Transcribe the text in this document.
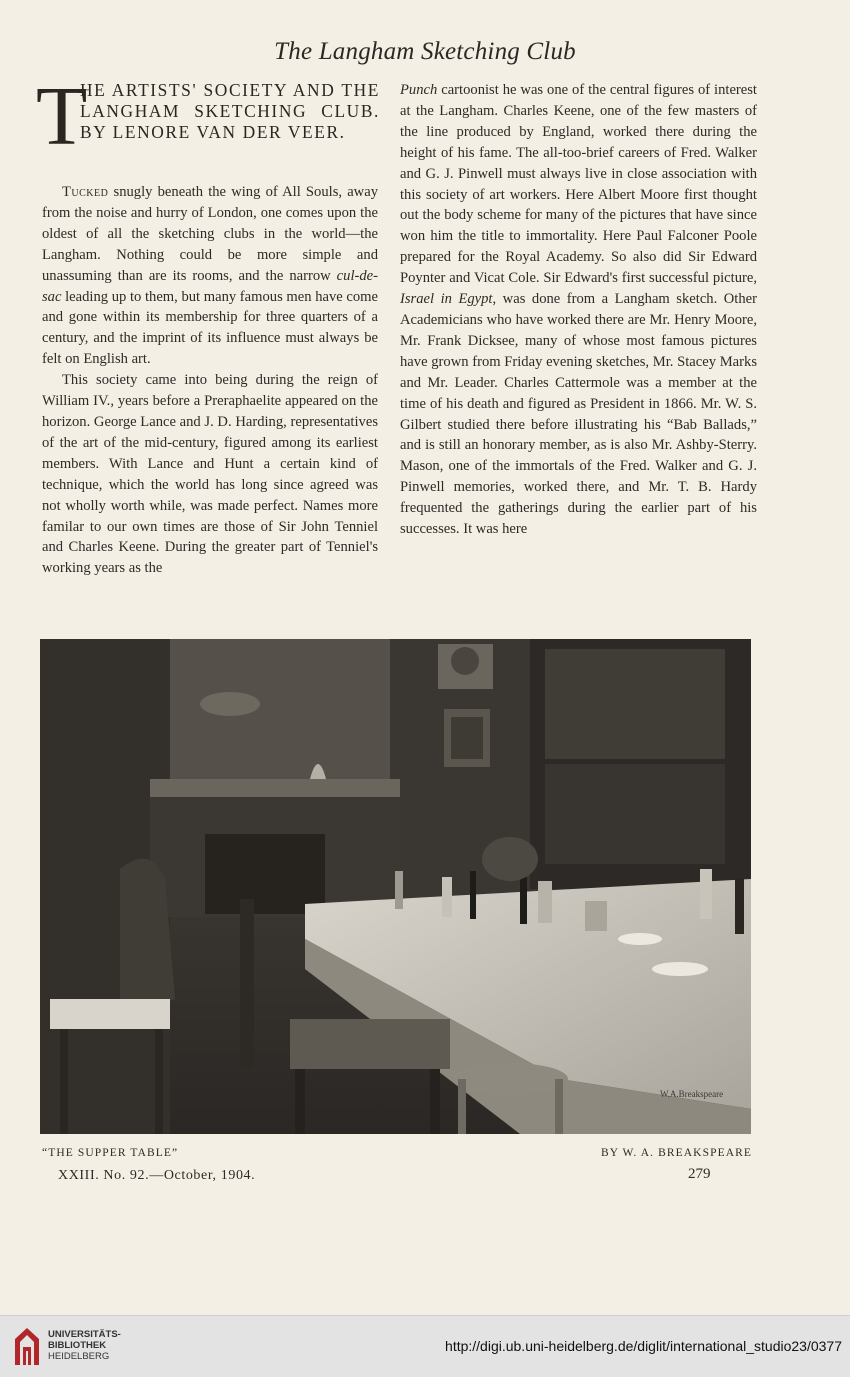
The Langham Sketching Club
T
HE ARTISTS' SOCIETY AND THE LANGHAM SKETCHING CLUB. BY LENORE VAN DER VEER.

Tucked snugly beneath the wing of All Souls, away from the noise and hurry of London, one comes upon the oldest of all the sketching clubs in the world—the Langham. Nothing could be more simple and unassuming than are its rooms, and the narrow cul-de-sac leading up to them, but many famous men have come and gone within its membership for three quarters of a century, and the imprint of its influence must always be felt on English art.

This society came into being during the reign of William IV., years before a Preraphaelite appeared on the horizon. George Lance and J. D. Harding, representatives of the art of the mid-century, figured among its earliest members. With Lance and Hunt a certain kind of technique, which the world has long since agreed was not wholly worth while, was made perfect. Names more familar to our own times are those of Sir John Tenniel and Charles Keene. During the greater part of Tenniel's working years as the

Punch cartoonist he was one of the central figures of interest at the Langham. Charles Keene, one of the few masters of the line produced by England, worked there during the height of his fame. The all-too-brief careers of Fred. Walker and G. J. Pinwell must always live in close association with this society of art workers. Here Albert Moore first thought out the body scheme for many of the pictures that have since won him the title to immortality. Here Paul Falconer Poole prepared for the Royal Academy. So also did Sir Edward Poynter and Vicat Cole. Sir Edward's first successful picture, Israel in Egypt, was done from a Langham sketch. Other Academicians who have worked there are Mr. Henry Moore, Mr. Frank Dicksee, many of whose most famous pictures have grown from Friday evening sketches, Mr. Stacey Marks and Mr. Leader. Charles Cattermole was a member at the time of his death and figured as President in 1866. Mr. W. S. Gilbert studied there before illustrating his “Bab Ballads,” and is still an honorary member, as is also Mr. Ashby-Sterry. Mason, one of the immortals of the Fred. Walker and G. J. Pinwell memories, worked there, and Mr. T. B. Hardy frequented the gatherings during the earlier part of his successes. It was here

W.A.Breakspeare
“THE SUPPER TABLE”	BY W. A. BREAKSPEARE
XXIII. No. 92.—October, 1904.	279
UNIVERSITÄTS-
BIBLIOTHEK
HEIDELBERG
http://digi.ub.uni-heidelberg.de/diglit/international_studio23/0377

## [Directions for this task]
Extract all the data above exactly, excluding every picture.

## [Output of the task]
Transcribe the text in this document.
The Langham Sketching Club
T
HE ARTISTS' SOCIETY AND THE LANGHAM SKETCHING CLUB. BY LENORE VAN DER VEER.

Tucked snugly beneath the wing of All Souls, away from the noise and hurry of London, one comes upon the oldest of all the sketching clubs in the world—the Langham. Nothing could be more simple and unassuming than are its rooms, and the narrow cul-de-sac leading up to them, but many famous men have come and gone within its membership for three quarters of a century, and the imprint of its influence must always be felt on English art.

This society came into being during the reign of William IV., years before a Preraphaelite appeared on the horizon. George Lance and J. D. Harding, representatives of the art of the mid-century, figured among its earliest members. With Lance and Hunt a certain kind of technique, which the world has long since agreed was not wholly worth while, was made perfect. Names more familar to our own times are those of Sir John Tenniel and Charles Keene. During the greater part of Tenniel's working years as the

Punch cartoonist he was one of the central figures of interest at the Langham. Charles Keene, one of the few masters of the line produced by England, worked there during the height of his fame. The all-too-brief careers of Fred. Walker and G. J. Pinwell must always live in close association with this society of art workers. Here Albert Moore first thought out the body scheme for many of the pictures that have since won him the title to immortality. Here Paul Falconer Poole prepared for the Royal Academy. So also did Sir Edward Poynter and Vicat Cole. Sir Edward's first successful picture, Israel in Egypt, was done from a Langham sketch. Other Academicians who have worked there are Mr. Henry Moore, Mr. Frank Dicksee, many of whose most famous pictures have grown from Friday evening sketches, Mr. Stacey Marks and Mr. Leader. Charles Cattermole was a member at the time of his death and figured as President in 1866. Mr. W. S. Gilbert studied there before illustrating his “Bab Ballads,” and is still an honorary member, as is also Mr. Ashby-Sterry. Mason, one of the immortals of the Fred. Walker and G. J. Pinwell memories, worked there, and Mr. T. B. Hardy frequented the gatherings during the earlier part of his successes. It was here

W.A.Breakspeare
“THE SUPPER TABLE”	BY W. A. BREAKSPEARE
XXIII. No. 92.—October, 1904.	279
UNIVERSITÄTS-
BIBLIOTHEK
HEIDELBERG
http://digi.ub.uni-heidelberg.de/diglit/international_studio23/0377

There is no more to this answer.